> **Stated problem**
Set each record down exactly, excluding all images.

#### Data section

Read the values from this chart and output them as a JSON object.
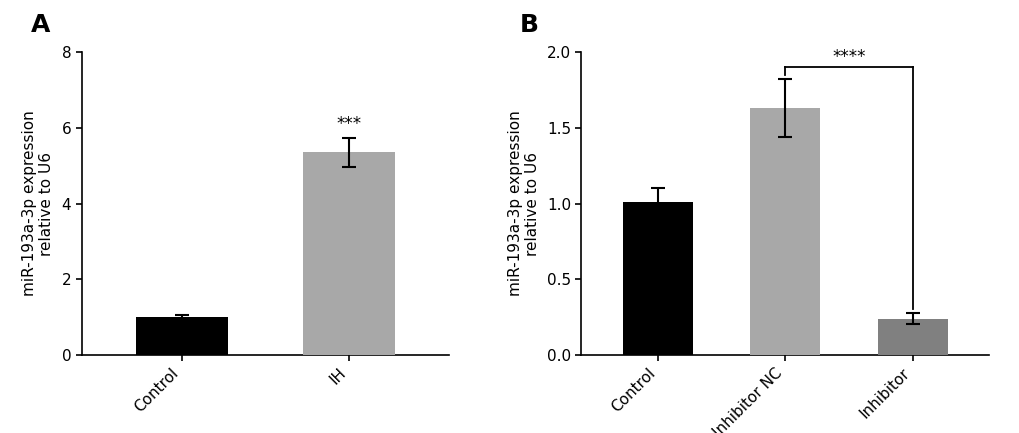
{
  "panel_A": {
    "categories": [
      "Control",
      "IH"
    ],
    "values": [
      1.0,
      5.35
    ],
    "errors": [
      0.05,
      0.38
    ],
    "bar_colors": [
      "#000000",
      "#a8a8a8"
    ],
    "ylabel": "miR-193a-3p expression\nrelative to U6",
    "ylim": [
      0,
      8
    ],
    "yticks": [
      0,
      2,
      4,
      6,
      8
    ],
    "sig_label": "***",
    "panel_label": "A"
  },
  "panel_B": {
    "categories": [
      "Control",
      "Inhibitor NC",
      "Inhibitor"
    ],
    "values": [
      1.01,
      1.63,
      0.24
    ],
    "errors": [
      0.09,
      0.19,
      0.035
    ],
    "bar_colors": [
      "#000000",
      "#a8a8a8",
      "#808080"
    ],
    "ylabel": "miR-193a-3p expression\nrelative to U6",
    "ylim": [
      0,
      2.0
    ],
    "yticks": [
      0.0,
      0.5,
      1.0,
      1.5,
      2.0
    ],
    "sig_label": "****",
    "panel_label": "B"
  },
  "background_color": "#ffffff",
  "bar_width": 0.55,
  "tick_fontsize": 11,
  "label_fontsize": 11,
  "panel_label_fontsize": 18
}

########

> **Correct response**
Read the values from this chart and output them as a JSON object.
{
  "panel_A": {
    "categories": [
      "Control",
      "IH"
    ],
    "values": [
      1.0,
      5.35
    ],
    "errors": [
      0.05,
      0.38
    ],
    "bar_colors": [
      "#000000",
      "#a8a8a8"
    ],
    "ylabel": "miR-193a-3p expression\nrelative to U6",
    "ylim": [
      0,
      8
    ],
    "yticks": [
      0,
      2,
      4,
      6,
      8
    ],
    "sig_label": "***",
    "panel_label": "A"
  },
  "panel_B": {
    "categories": [
      "Control",
      "Inhibitor NC",
      "Inhibitor"
    ],
    "values": [
      1.01,
      1.63,
      0.24
    ],
    "errors": [
      0.09,
      0.19,
      0.035
    ],
    "bar_colors": [
      "#000000",
      "#a8a8a8",
      "#808080"
    ],
    "ylabel": "miR-193a-3p expression\nrelative to U6",
    "ylim": [
      0,
      2.0
    ],
    "yticks": [
      0.0,
      0.5,
      1.0,
      1.5,
      2.0
    ],
    "sig_label": "****",
    "panel_label": "B"
  },
  "background_color": "#ffffff",
  "bar_width": 0.55,
  "tick_fontsize": 11,
  "label_fontsize": 11,
  "panel_label_fontsize": 18
}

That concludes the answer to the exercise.